Record list
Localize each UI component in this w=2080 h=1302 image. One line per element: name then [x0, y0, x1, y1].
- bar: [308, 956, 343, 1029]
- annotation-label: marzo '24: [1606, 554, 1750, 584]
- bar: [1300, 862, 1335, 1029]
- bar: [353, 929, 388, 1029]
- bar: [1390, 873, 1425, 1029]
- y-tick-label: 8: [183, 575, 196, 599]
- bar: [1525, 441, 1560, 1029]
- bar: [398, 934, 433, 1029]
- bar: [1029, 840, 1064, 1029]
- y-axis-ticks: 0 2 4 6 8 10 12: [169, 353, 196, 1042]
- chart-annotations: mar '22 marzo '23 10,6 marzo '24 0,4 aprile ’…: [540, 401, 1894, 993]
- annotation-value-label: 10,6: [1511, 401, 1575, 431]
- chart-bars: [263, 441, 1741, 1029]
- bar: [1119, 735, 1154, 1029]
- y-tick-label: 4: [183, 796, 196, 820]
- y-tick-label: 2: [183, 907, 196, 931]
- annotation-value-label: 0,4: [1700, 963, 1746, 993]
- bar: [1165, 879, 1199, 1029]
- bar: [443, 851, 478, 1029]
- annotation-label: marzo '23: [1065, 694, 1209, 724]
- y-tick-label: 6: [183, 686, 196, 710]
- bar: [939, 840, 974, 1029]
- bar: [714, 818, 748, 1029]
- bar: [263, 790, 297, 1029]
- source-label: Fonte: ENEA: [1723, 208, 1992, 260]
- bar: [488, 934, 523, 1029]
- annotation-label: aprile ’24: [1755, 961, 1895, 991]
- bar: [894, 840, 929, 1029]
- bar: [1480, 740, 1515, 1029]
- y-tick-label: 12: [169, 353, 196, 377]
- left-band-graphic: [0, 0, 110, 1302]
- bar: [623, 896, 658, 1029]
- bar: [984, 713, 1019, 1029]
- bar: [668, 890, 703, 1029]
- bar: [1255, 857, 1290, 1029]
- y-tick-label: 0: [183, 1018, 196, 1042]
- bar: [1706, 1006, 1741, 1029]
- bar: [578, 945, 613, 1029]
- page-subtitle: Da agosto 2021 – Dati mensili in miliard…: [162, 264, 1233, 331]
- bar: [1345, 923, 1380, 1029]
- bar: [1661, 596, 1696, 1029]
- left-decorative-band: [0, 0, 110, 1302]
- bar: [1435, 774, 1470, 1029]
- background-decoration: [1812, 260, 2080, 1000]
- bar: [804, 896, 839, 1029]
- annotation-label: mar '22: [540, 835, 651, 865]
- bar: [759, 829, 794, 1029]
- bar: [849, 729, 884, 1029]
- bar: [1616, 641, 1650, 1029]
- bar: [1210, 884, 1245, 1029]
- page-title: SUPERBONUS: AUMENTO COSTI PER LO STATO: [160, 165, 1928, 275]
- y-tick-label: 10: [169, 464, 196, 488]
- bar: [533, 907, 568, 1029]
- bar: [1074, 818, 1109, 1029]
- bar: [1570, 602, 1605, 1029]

What is expected
Pull out every line of the data above that contains the string "left", and list those lines in their original order.

Answer to this exercise
- left-band-graphic: [0, 0, 110, 1302]
- left-decorative-band: [0, 0, 110, 1302]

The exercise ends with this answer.